• **Exercise brief**: Restate the records in their entirety, word for word.

• **Provided records**:
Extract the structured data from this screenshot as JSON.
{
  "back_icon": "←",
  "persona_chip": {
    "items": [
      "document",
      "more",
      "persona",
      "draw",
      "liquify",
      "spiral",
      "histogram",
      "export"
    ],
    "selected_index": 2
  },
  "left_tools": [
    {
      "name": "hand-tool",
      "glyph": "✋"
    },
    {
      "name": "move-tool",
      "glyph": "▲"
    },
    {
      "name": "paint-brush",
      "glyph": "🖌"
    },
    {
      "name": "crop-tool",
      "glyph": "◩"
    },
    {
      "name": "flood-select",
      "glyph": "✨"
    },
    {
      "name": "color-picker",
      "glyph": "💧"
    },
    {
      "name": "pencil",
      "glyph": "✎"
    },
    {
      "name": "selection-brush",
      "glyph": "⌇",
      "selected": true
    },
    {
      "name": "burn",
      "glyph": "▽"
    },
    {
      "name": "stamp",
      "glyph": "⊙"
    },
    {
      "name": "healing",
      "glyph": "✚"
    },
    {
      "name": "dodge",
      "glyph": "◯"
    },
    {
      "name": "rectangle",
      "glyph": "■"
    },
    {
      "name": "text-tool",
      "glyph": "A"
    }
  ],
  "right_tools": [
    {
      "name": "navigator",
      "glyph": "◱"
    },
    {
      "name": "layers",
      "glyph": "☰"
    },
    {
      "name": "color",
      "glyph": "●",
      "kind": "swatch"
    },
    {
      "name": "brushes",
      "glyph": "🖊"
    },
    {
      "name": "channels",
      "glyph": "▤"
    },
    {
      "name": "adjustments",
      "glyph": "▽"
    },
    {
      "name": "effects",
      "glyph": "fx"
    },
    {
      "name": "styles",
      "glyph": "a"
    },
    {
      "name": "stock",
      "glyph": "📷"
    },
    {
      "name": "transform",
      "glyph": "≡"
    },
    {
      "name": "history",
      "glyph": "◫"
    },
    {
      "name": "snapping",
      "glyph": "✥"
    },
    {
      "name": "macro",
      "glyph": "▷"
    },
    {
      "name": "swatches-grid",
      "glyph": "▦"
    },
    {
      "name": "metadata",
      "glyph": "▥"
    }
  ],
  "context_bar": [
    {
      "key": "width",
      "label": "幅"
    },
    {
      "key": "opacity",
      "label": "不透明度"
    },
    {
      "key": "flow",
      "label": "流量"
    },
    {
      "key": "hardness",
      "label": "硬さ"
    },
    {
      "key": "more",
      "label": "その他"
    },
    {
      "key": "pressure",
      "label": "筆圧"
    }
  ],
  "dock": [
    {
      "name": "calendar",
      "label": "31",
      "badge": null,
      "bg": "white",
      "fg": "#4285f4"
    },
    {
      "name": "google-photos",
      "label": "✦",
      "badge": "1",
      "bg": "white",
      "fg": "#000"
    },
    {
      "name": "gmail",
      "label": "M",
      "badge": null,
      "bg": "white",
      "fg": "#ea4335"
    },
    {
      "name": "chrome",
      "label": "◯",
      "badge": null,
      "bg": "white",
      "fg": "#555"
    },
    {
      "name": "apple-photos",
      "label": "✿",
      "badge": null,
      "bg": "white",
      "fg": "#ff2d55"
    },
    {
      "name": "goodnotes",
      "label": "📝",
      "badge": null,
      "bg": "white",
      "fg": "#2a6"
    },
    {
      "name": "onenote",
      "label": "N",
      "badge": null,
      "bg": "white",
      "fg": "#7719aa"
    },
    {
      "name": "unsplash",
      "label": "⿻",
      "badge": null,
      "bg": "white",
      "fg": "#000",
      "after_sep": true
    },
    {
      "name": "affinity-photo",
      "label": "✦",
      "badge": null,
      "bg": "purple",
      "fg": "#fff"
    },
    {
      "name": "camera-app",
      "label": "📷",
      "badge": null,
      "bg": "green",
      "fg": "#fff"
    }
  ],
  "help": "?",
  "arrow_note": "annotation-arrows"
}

• **Task solution**:
Extract the structured data from this screenshot as JSON.
{
  "back_icon": "←",
  "persona_chip": {
    "items": [
      "document",
      "more",
      "persona",
      "draw",
      "liquify",
      "spiral",
      "histogram",
      "export"
    ],
    "selected_index": 2
  },
  "left_tools": [
    {
      "name": "hand-tool",
      "glyph": "✋"
    },
    {
      "name": "move-tool",
      "glyph": "▲"
    },
    {
      "name": "paint-brush",
      "glyph": "🖌"
    },
    {
      "name": "crop-tool",
      "glyph": "◩"
    },
    {
      "name": "flood-select",
      "glyph": "✨"
    },
    {
      "name": "color-picker",
      "glyph": "💧"
    },
    {
      "name": "pencil",
      "glyph": "✎"
    },
    {
      "name": "selection-brush",
      "glyph": "⌇",
      "selected": true
    },
    {
      "name": "burn",
      "glyph": "▽"
    },
    {
      "name": "stamp",
      "glyph": "⊙"
    },
    {
      "name": "healing",
      "glyph": "✚"
    },
    {
      "name": "dodge",
      "glyph": "◯"
    },
    {
      "name": "rectangle",
      "glyph": "■"
    },
    {
      "name": "text-tool",
      "glyph": "A"
    }
  ],
  "right_tools": [
    {
      "name": "navigator",
      "glyph": "◱"
    },
    {
      "name": "layers",
      "glyph": "☰"
    },
    {
      "name": "color",
      "glyph": "●",
      "kind": "swatch"
    },
    {
      "name": "brushes",
      "glyph": "🖊"
    },
    {
      "name": "channels",
      "glyph": "▤"
    },
    {
      "name": "adjustments",
      "glyph": "▽"
    },
    {
      "name": "effects",
      "glyph": "fx"
    },
    {
      "name": "styles",
      "glyph": "a"
    },
    {
      "name": "stock",
      "glyph": "📷"
    },
    {
      "name": "transform",
      "glyph": "≡"
    },
    {
      "name": "history",
      "glyph": "◫"
    },
    {
      "name": "snapping",
      "glyph": "✥"
    },
    {
      "name": "macro",
      "glyph": "▷"
    },
    {
      "name": "swatches-grid",
      "glyph": "▦"
    },
    {
      "name": "metadata",
      "glyph": "▥"
    }
  ],
  "context_bar": [
    {
      "key": "width",
      "label": "幅"
    },
    {
      "key": "opacity",
      "label": "不透明度"
    },
    {
      "key": "flow",
      "label": "流量"
    },
    {
      "key": "hardness",
      "label": "硬さ"
    },
    {
      "key": "more",
      "label": "その他"
    },
    {
      "key": "pressure",
      "label": "筆圧"
    }
  ],
  "dock": [
    {
      "name": "calendar",
      "label": "31",
      "badge": null,
      "bg": "white",
      "fg": "#4285f4"
    },
    {
      "name": "google-photos",
      "label": "✦",
      "badge": "1",
      "bg": "white",
      "fg": "#000"
    },
    {
      "name": "gmail",
      "label": "M",
      "badge": null,
      "bg": "white",
      "fg": "#ea4335"
    },
    {
      "name": "chrome",
      "label": "◯",
      "badge": null,
      "bg": "white",
      "fg": "#555"
    },
    {
      "name": "apple-photos",
      "label": "✿",
      "badge": null,
      "bg": "white",
      "fg": "#ff2d55"
    },
    {
      "name": "goodnotes",
      "label": "📝",
      "badge": null,
      "bg": "white",
      "fg": "#2a6"
    },
    {
      "name": "onenote",
      "label": "N",
      "badge": null,
      "bg": "white",
      "fg": "#7719aa"
    },
    {
      "name": "unsplash",
      "label": "⿻",
      "badge": null,
      "bg": "white",
      "fg": "#000",
      "after_sep": true
    },
    {
      "name": "affinity-photo",
      "label": "✦",
      "badge": null,
      "bg": "purple",
      "fg": "#fff"
    },
    {
      "name": "camera-app",
      "label": "📷",
      "badge": null,
      "bg": "green",
      "fg": "#fff"
    }
  ],
  "help": "?",
  "arrow_note": "annotation-arrows"
}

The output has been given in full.